| WHAT TO PRODUCE |
Please find all lines in the data that hold the string "frontale" and copy them.

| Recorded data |
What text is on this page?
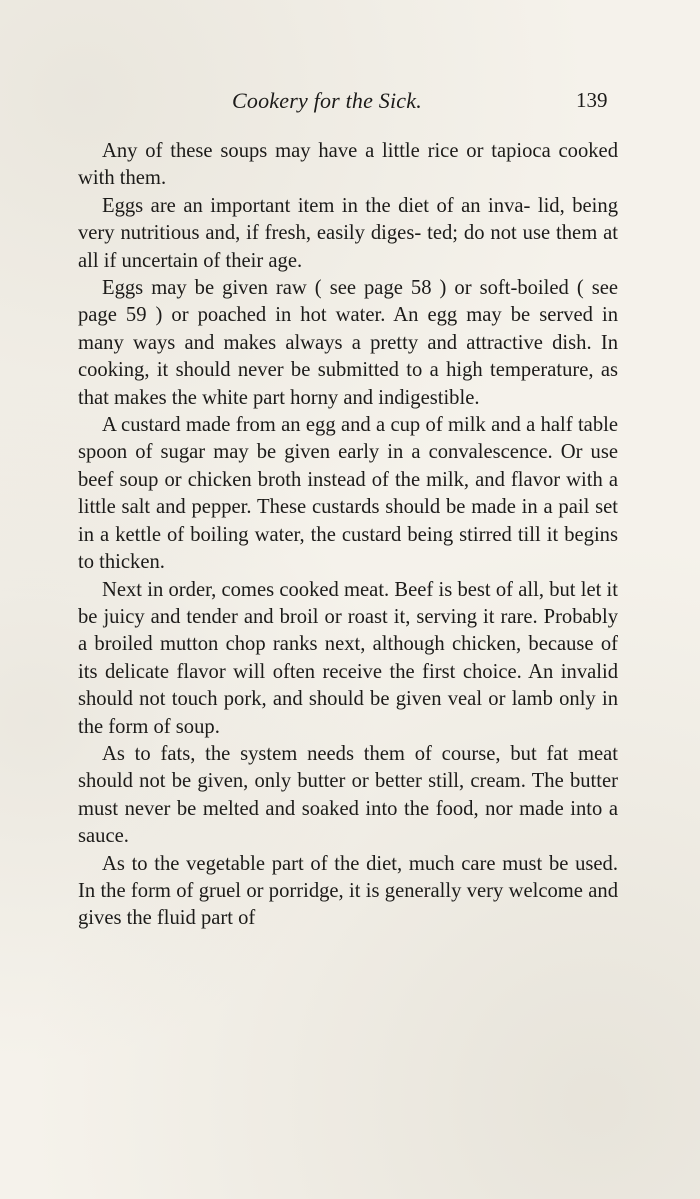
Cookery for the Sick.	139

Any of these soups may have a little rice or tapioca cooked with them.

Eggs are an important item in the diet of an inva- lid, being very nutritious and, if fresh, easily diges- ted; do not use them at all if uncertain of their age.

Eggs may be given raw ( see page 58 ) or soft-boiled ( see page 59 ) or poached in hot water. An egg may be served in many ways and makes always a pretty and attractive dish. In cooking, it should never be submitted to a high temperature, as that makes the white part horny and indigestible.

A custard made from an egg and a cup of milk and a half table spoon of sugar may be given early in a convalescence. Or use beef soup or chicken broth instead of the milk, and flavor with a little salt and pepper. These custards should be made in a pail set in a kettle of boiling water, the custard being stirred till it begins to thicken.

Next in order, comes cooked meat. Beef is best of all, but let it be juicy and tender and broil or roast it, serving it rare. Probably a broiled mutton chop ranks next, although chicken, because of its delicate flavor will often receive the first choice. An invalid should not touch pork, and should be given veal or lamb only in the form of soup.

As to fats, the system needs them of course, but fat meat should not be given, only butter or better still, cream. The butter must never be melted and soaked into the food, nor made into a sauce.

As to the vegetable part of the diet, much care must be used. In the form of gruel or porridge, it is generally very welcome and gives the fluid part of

--

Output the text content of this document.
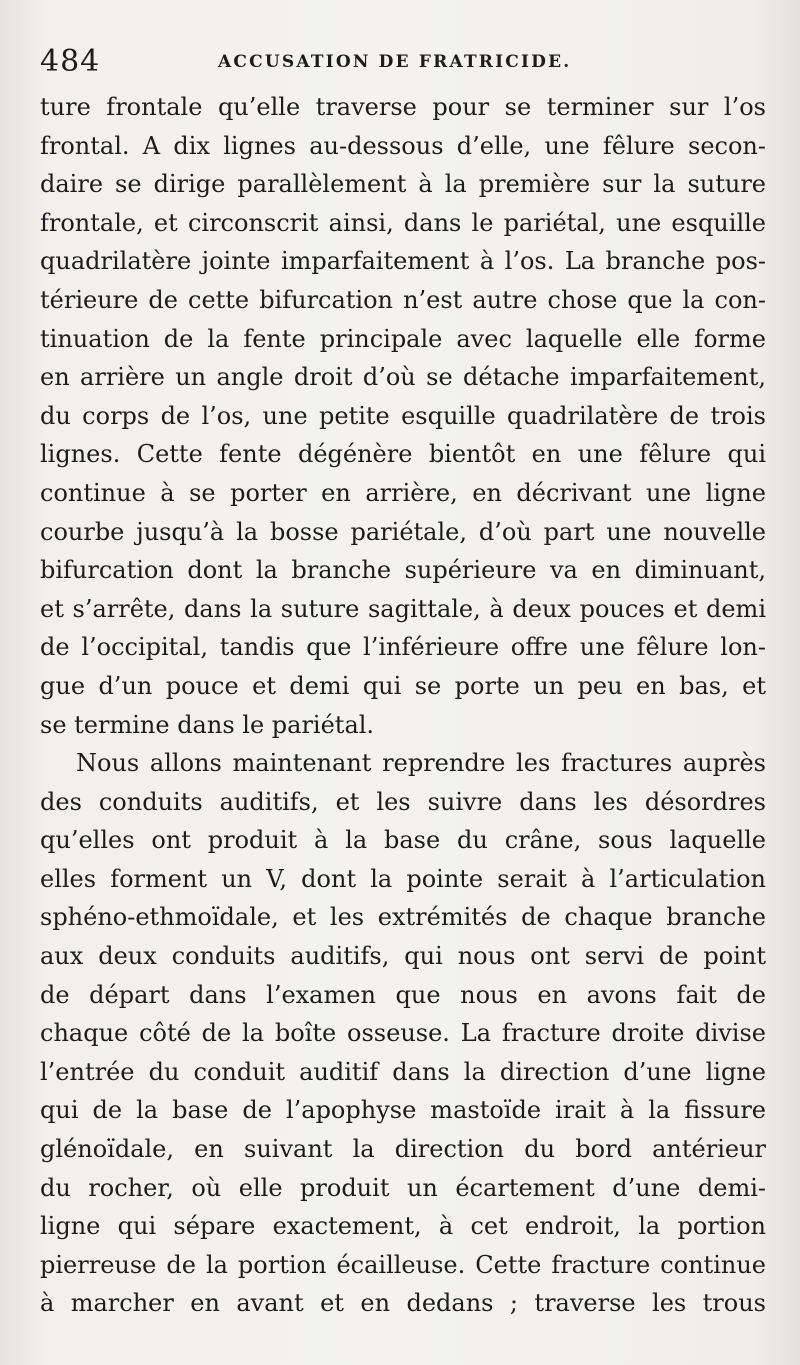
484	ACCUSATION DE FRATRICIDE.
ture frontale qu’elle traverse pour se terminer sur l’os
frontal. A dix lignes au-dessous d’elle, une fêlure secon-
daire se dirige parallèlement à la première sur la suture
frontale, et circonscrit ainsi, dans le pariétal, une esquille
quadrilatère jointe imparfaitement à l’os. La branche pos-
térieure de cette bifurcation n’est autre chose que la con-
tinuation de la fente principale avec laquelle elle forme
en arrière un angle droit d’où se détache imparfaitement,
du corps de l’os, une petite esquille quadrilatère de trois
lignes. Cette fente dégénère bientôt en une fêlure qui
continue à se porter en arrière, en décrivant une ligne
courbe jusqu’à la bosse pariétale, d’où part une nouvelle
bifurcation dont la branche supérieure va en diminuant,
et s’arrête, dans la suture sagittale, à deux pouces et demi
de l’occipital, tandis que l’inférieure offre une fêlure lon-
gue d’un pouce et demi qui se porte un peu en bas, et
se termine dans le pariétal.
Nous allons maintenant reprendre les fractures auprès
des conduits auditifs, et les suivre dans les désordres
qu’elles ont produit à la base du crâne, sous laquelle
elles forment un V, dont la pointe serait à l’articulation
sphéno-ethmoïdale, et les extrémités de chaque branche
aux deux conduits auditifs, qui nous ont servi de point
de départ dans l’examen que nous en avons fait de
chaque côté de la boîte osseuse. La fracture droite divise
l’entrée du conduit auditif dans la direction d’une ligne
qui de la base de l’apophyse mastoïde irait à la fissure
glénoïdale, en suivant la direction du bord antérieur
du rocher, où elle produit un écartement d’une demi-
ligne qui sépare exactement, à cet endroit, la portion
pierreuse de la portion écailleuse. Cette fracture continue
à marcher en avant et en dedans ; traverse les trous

| EXERCISE OUTPUT |
ture frontale qu’elle traverse pour se terminer sur l’os
frontale, et circonscrit ainsi, dans le pariétal, une esquille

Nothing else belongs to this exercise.